Direction:
Gather every line that includes the word "Next", please.

begin Records

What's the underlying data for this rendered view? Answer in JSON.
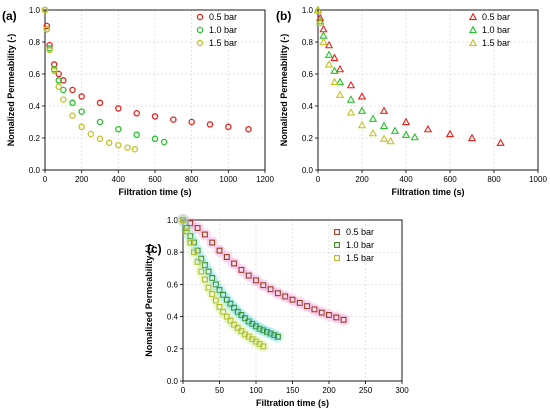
{
  "chart_data": [
    {
      "panel_label": "(a)",
      "type": "scatter",
      "marker": "circle",
      "xlabel": "Filtration time (s)",
      "ylabel": "Nomalized Permeability (-)",
      "xlim": [
        0,
        1200
      ],
      "ylim": [
        0.0,
        1.0
      ],
      "xticks": [
        0,
        200,
        400,
        600,
        800,
        1000,
        1200
      ],
      "yticks": [
        0.0,
        0.2,
        0.4,
        0.6,
        0.8,
        1.0
      ],
      "grid": true,
      "legend": "top-right",
      "series": [
        {
          "name": "0.5 bar",
          "color": "#e8211b",
          "x": [
            0,
            10,
            25,
            50,
            75,
            100,
            150,
            200,
            300,
            400,
            500,
            600,
            700,
            800,
            900,
            1000,
            1110
          ],
          "y": [
            1.0,
            0.9,
            0.78,
            0.66,
            0.6,
            0.56,
            0.5,
            0.46,
            0.42,
            0.385,
            0.355,
            0.335,
            0.315,
            0.3,
            0.285,
            0.27,
            0.255
          ]
        },
        {
          "name": "1.0 bar",
          "color": "#26c22a",
          "x": [
            0,
            10,
            25,
            50,
            75,
            100,
            150,
            200,
            300,
            400,
            500,
            600,
            650
          ],
          "y": [
            1.0,
            0.88,
            0.76,
            0.63,
            0.56,
            0.5,
            0.42,
            0.365,
            0.3,
            0.255,
            0.22,
            0.195,
            0.175
          ]
        },
        {
          "name": "1.5 bar",
          "color": "#c4c227",
          "x": [
            0,
            10,
            25,
            50,
            75,
            100,
            150,
            200,
            250,
            300,
            350,
            400,
            450,
            490
          ],
          "y": [
            1.0,
            0.88,
            0.75,
            0.62,
            0.52,
            0.44,
            0.34,
            0.27,
            0.225,
            0.195,
            0.17,
            0.155,
            0.14,
            0.13
          ]
        }
      ]
    },
    {
      "panel_label": "(b)",
      "type": "scatter",
      "marker": "triangle",
      "xlabel": "Filtration time (s)",
      "ylabel": "Nomalized Permeability (-)",
      "xlim": [
        0,
        1000
      ],
      "ylim": [
        0.0,
        1.0
      ],
      "xticks": [
        0,
        200,
        400,
        600,
        800,
        1000
      ],
      "yticks": [
        0.0,
        0.2,
        0.4,
        0.6,
        0.8,
        1.0
      ],
      "grid": true,
      "legend": "top-right",
      "series": [
        {
          "name": "0.5 bar",
          "color": "#e8211b",
          "x": [
            0,
            10,
            25,
            50,
            75,
            100,
            150,
            200,
            300,
            400,
            500,
            600,
            700,
            830
          ],
          "y": [
            1.0,
            0.95,
            0.88,
            0.78,
            0.7,
            0.63,
            0.53,
            0.46,
            0.37,
            0.3,
            0.255,
            0.225,
            0.2,
            0.17
          ]
        },
        {
          "name": "1.0 bar",
          "color": "#26c22a",
          "x": [
            0,
            10,
            25,
            50,
            75,
            100,
            150,
            200,
            250,
            300,
            350,
            400,
            440
          ],
          "y": [
            1.0,
            0.93,
            0.84,
            0.72,
            0.62,
            0.55,
            0.44,
            0.37,
            0.32,
            0.275,
            0.245,
            0.22,
            0.205
          ]
        },
        {
          "name": "1.5 bar",
          "color": "#c4c227",
          "x": [
            0,
            10,
            25,
            50,
            75,
            100,
            150,
            200,
            250,
            300,
            330
          ],
          "y": [
            1.0,
            0.92,
            0.8,
            0.66,
            0.55,
            0.47,
            0.36,
            0.28,
            0.23,
            0.195,
            0.18
          ]
        }
      ]
    },
    {
      "panel_label": "(c)",
      "type": "scatter",
      "marker": "square",
      "xlabel": "Filtration time (s)",
      "ylabel": "Nomalized Permeability (-)",
      "xlim": [
        0,
        300
      ],
      "ylim": [
        0.0,
        1.0
      ],
      "xticks": [
        0,
        50,
        100,
        150,
        200,
        250,
        300
      ],
      "yticks": [
        0.0,
        0.2,
        0.4,
        0.6,
        0.8,
        1.0
      ],
      "grid": true,
      "legend": "top-right",
      "series": [
        {
          "name": "0.5 bar",
          "color": "#9a3b1e",
          "halo": "#f07ad9",
          "x": [
            0,
            10,
            20,
            30,
            40,
            50,
            60,
            70,
            80,
            90,
            100,
            110,
            120,
            130,
            140,
            150,
            160,
            170,
            180,
            190,
            200,
            210,
            220
          ],
          "y": [
            1.0,
            0.98,
            0.95,
            0.91,
            0.86,
            0.81,
            0.77,
            0.73,
            0.69,
            0.655,
            0.625,
            0.595,
            0.57,
            0.545,
            0.525,
            0.505,
            0.485,
            0.465,
            0.445,
            0.425,
            0.41,
            0.395,
            0.38
          ]
        },
        {
          "name": "1.0 bar",
          "color": "#3f8a1f",
          "halo": "#5fe0e8",
          "x": [
            0,
            5,
            10,
            15,
            20,
            25,
            30,
            35,
            40,
            45,
            50,
            55,
            60,
            65,
            70,
            75,
            80,
            85,
            90,
            95,
            100,
            105,
            110,
            115,
            120,
            125,
            130
          ],
          "y": [
            1.0,
            0.95,
            0.9,
            0.86,
            0.81,
            0.76,
            0.72,
            0.68,
            0.64,
            0.6,
            0.565,
            0.535,
            0.505,
            0.48,
            0.455,
            0.43,
            0.41,
            0.39,
            0.37,
            0.355,
            0.34,
            0.325,
            0.315,
            0.305,
            0.295,
            0.285,
            0.275
          ]
        },
        {
          "name": "1.5 bar",
          "color": "#b5b82a",
          "halo": "#c9f08a",
          "x": [
            0,
            5,
            10,
            15,
            20,
            25,
            30,
            35,
            40,
            45,
            50,
            55,
            60,
            65,
            70,
            75,
            80,
            85,
            90,
            95,
            100,
            105,
            110
          ],
          "y": [
            1.0,
            0.93,
            0.86,
            0.8,
            0.74,
            0.68,
            0.63,
            0.58,
            0.54,
            0.5,
            0.46,
            0.43,
            0.4,
            0.375,
            0.35,
            0.33,
            0.31,
            0.29,
            0.275,
            0.26,
            0.245,
            0.23,
            0.215
          ]
        }
      ]
    }
  ]
}
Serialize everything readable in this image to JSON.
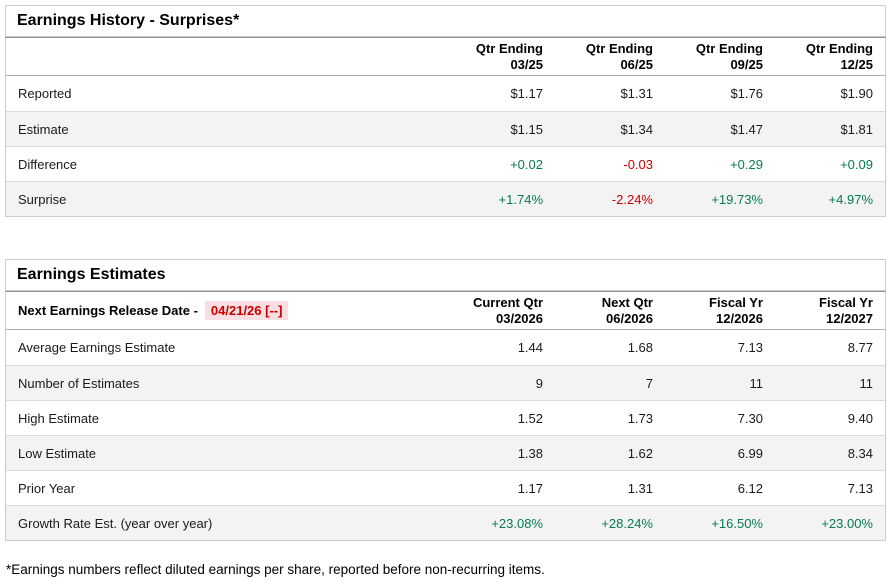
{
  "earnings_history": {
    "title": "Earnings History - Surprises*",
    "columns": [
      [
        "Qtr Ending",
        "03/25"
      ],
      [
        "Qtr Ending",
        "06/25"
      ],
      [
        "Qtr Ending",
        "09/25"
      ],
      [
        "Qtr Ending",
        "12/25"
      ]
    ],
    "rows": [
      {
        "label": "Reported",
        "values": [
          "$1.17",
          "$1.31",
          "$1.76",
          "$1.90"
        ]
      },
      {
        "label": "Estimate",
        "values": [
          "$1.15",
          "$1.34",
          "$1.47",
          "$1.81"
        ]
      },
      {
        "label": "Difference",
        "values": [
          "+0.02",
          "-0.03",
          "+0.29",
          "+0.09"
        ]
      },
      {
        "label": "Surprise",
        "values": [
          "+1.74%",
          "-2.24%",
          "+19.73%",
          "+4.97%"
        ]
      }
    ]
  },
  "earnings_estimates": {
    "title": "Earnings Estimates",
    "release_date": {
      "label": "Next Earnings Release Date -",
      "value": "04/21/26 [--]"
    },
    "columns": [
      [
        "Current Qtr",
        "03/2026"
      ],
      [
        "Next Qtr",
        "06/2026"
      ],
      [
        "Fiscal Yr",
        "12/2026"
      ],
      [
        "Fiscal Yr",
        "12/2027"
      ]
    ],
    "rows": [
      {
        "label": "Average Earnings Estimate",
        "values": [
          "1.44",
          "1.68",
          "7.13",
          "8.77"
        ]
      },
      {
        "label": "Number of Estimates",
        "values": [
          "9",
          "7",
          "11",
          "11"
        ]
      },
      {
        "label": "High Estimate",
        "values": [
          "1.52",
          "1.73",
          "7.30",
          "9.40"
        ]
      },
      {
        "label": "Low Estimate",
        "values": [
          "1.38",
          "1.62",
          "6.99",
          "8.34"
        ]
      },
      {
        "label": "Prior Year",
        "values": [
          "1.17",
          "1.31",
          "6.12",
          "7.13"
        ]
      },
      {
        "label": "Growth Rate Est. (year over year)",
        "values": [
          "+23.08%",
          "+28.24%",
          "+16.50%",
          "+23.00%"
        ]
      }
    ]
  },
  "footnote": "*Earnings numbers reflect diluted earnings per share, reported before non-recurring items.",
  "colors": {
    "positive": "#077a55",
    "negative": "#c40000",
    "date_text": "#c40000",
    "date_highlight_bg": "#fbdee2",
    "row_alt_bg": "#f3f3f3",
    "border": "#cccccc"
  }
}
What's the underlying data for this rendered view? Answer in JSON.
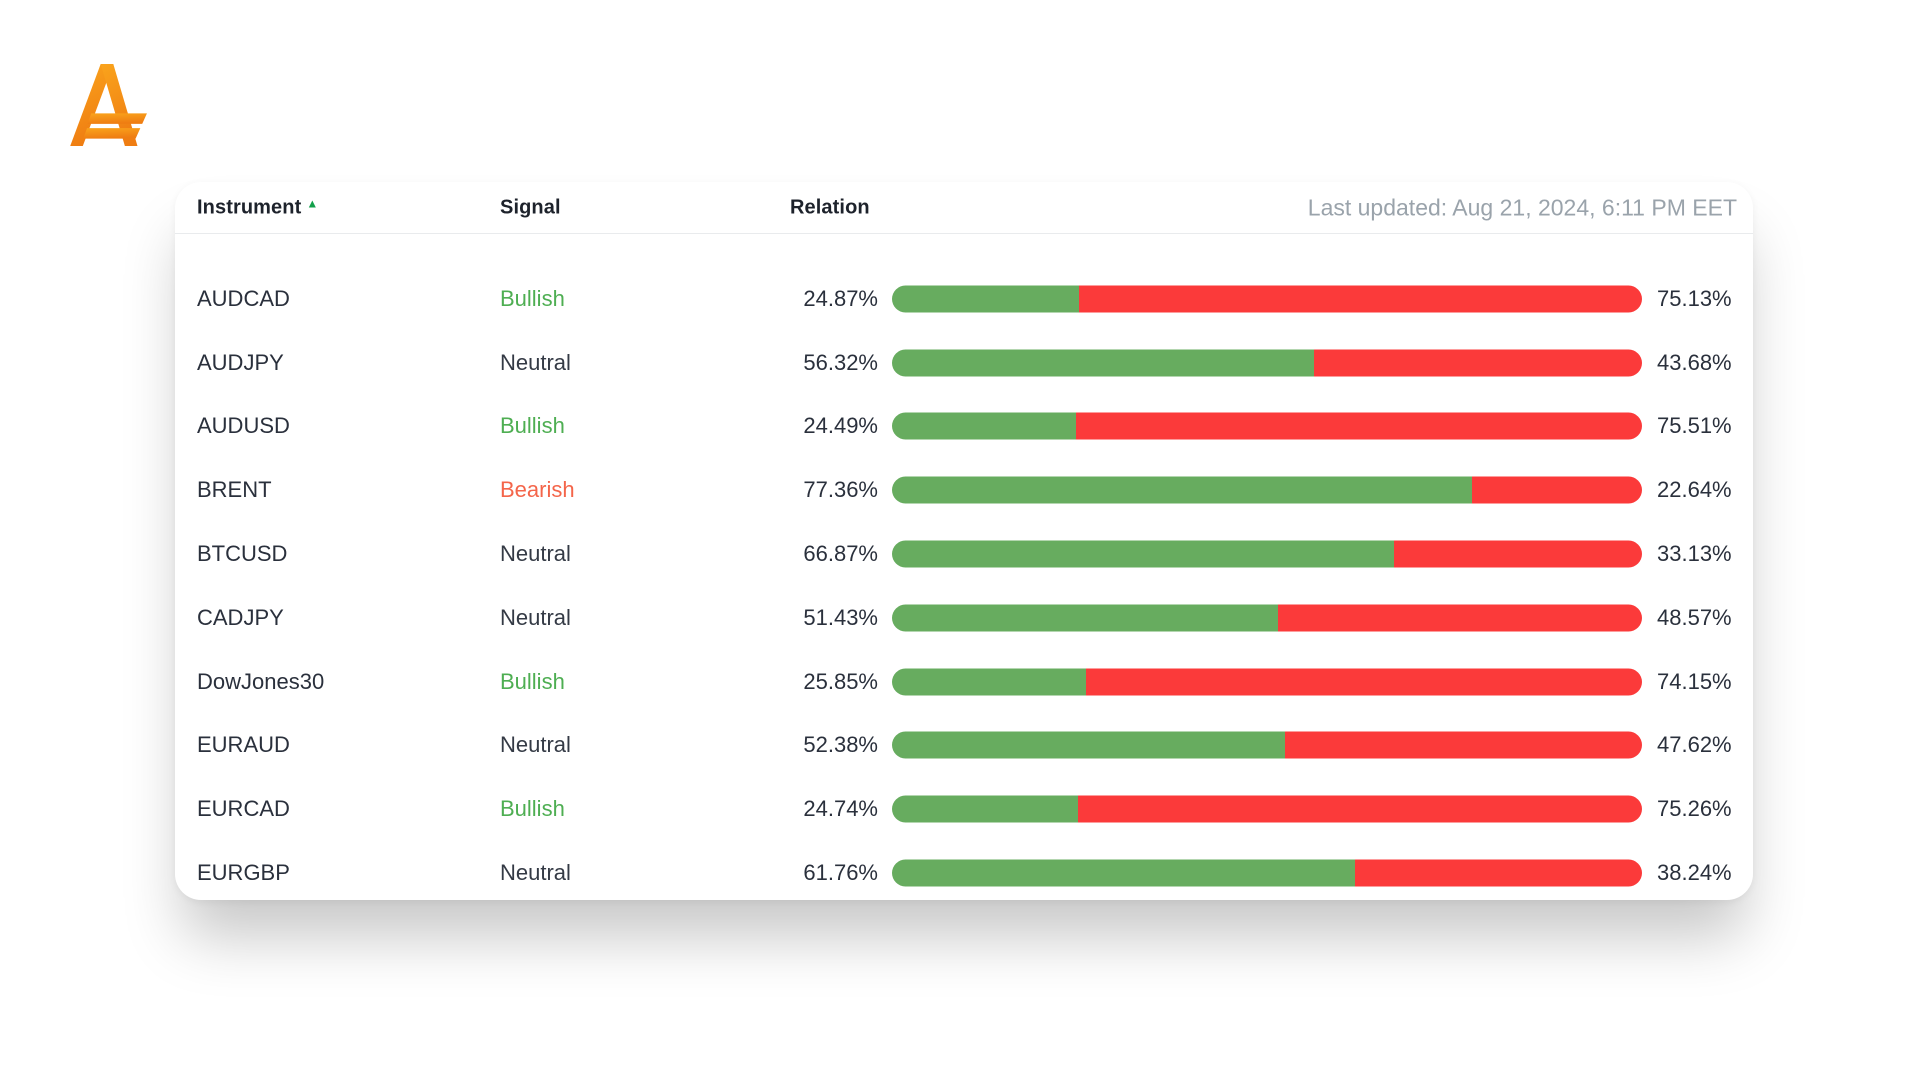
{
  "brand": {
    "logo_icon": "a-currency-logo",
    "logo_gradient": [
      "#faa41c",
      "#ef7d12"
    ]
  },
  "table": {
    "columns": {
      "instrument": "Instrument",
      "signal": "Signal",
      "relation": "Relation"
    },
    "sort_icon": "▲",
    "sort_icon_color": "#13a04b",
    "last_updated": "Last updated: Aug 21, 2024, 6:11 PM EET",
    "rows": [
      {
        "instrument": "AUDCAD",
        "signal": "Bullish",
        "bullish": "24.87%",
        "bearish": "75.13%"
      },
      {
        "instrument": "AUDJPY",
        "signal": "Neutral",
        "bullish": "56.32%",
        "bearish": "43.68%"
      },
      {
        "instrument": "AUDUSD",
        "signal": "Bullish",
        "bullish": "24.49%",
        "bearish": "75.51%"
      },
      {
        "instrument": "BRENT",
        "signal": "Bearish",
        "bullish": "77.36%",
        "bearish": "22.64%"
      },
      {
        "instrument": "BTCUSD",
        "signal": "Neutral",
        "bullish": "66.87%",
        "bearish": "33.13%"
      },
      {
        "instrument": "CADJPY",
        "signal": "Neutral",
        "bullish": "51.43%",
        "bearish": "48.57%"
      },
      {
        "instrument": "DowJones30",
        "signal": "Bullish",
        "bullish": "25.85%",
        "bearish": "74.15%"
      },
      {
        "instrument": "EURAUD",
        "signal": "Neutral",
        "bullish": "52.38%",
        "bearish": "47.62%"
      },
      {
        "instrument": "EURCAD",
        "signal": "Bullish",
        "bullish": "24.74%",
        "bearish": "75.26%"
      },
      {
        "instrument": "EURGBP",
        "signal": "Neutral",
        "bullish": "61.76%",
        "bearish": "38.24%"
      }
    ]
  },
  "colors": {
    "bar_green": "#67ac5f",
    "bar_red": "#fb3a3a",
    "signal_bullish": "#4eae52",
    "signal_neutral": "#343a45",
    "signal_bearish": "#f4654a",
    "text_dark": "#2a303c",
    "muted_gray": "#9aa3ab"
  }
}
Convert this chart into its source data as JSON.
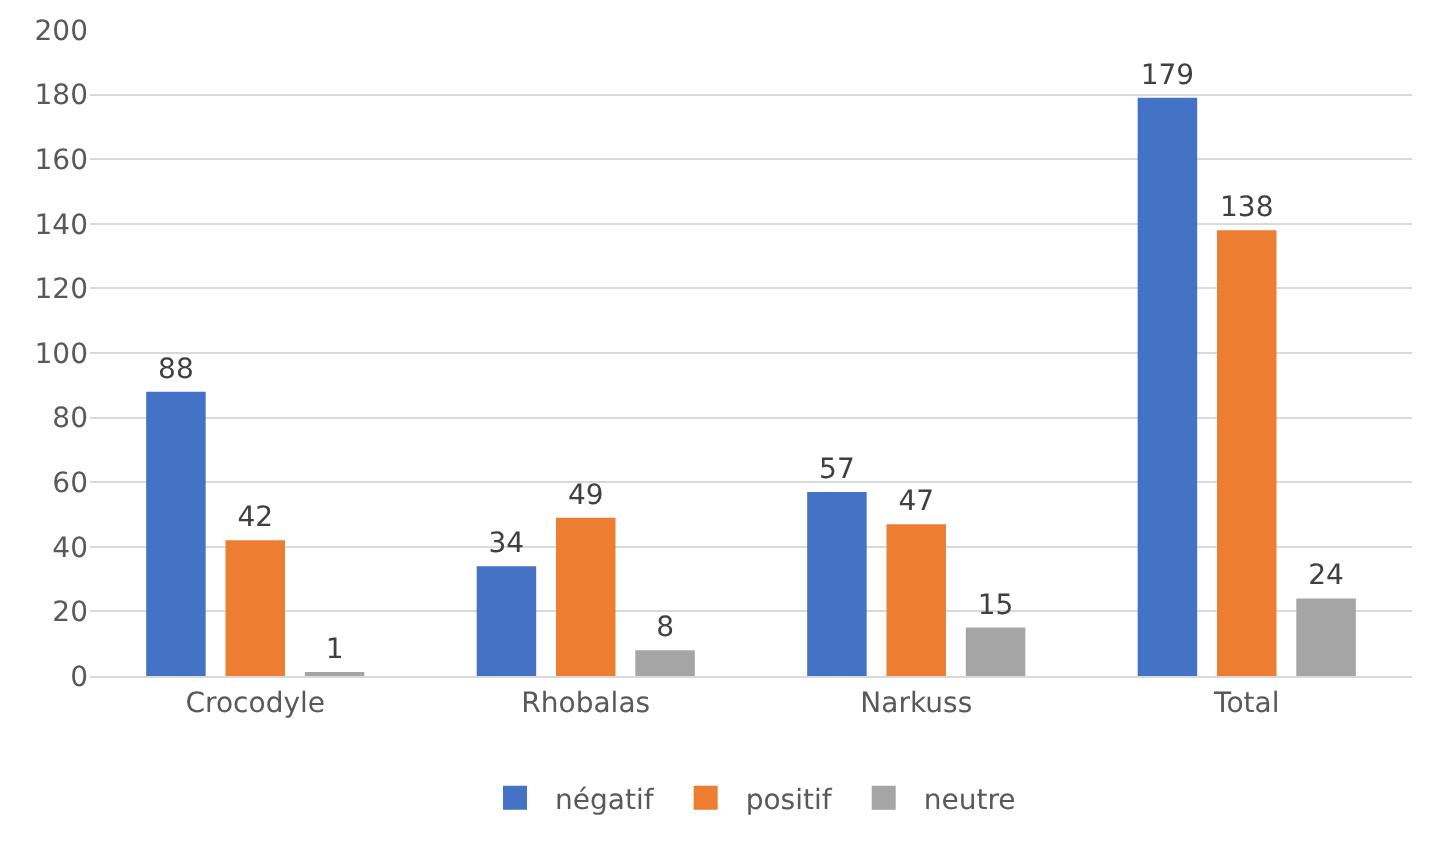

end Records

Solution to the exercise:
      "label": "Next Earnings Release Date -",
        "Next Qtr",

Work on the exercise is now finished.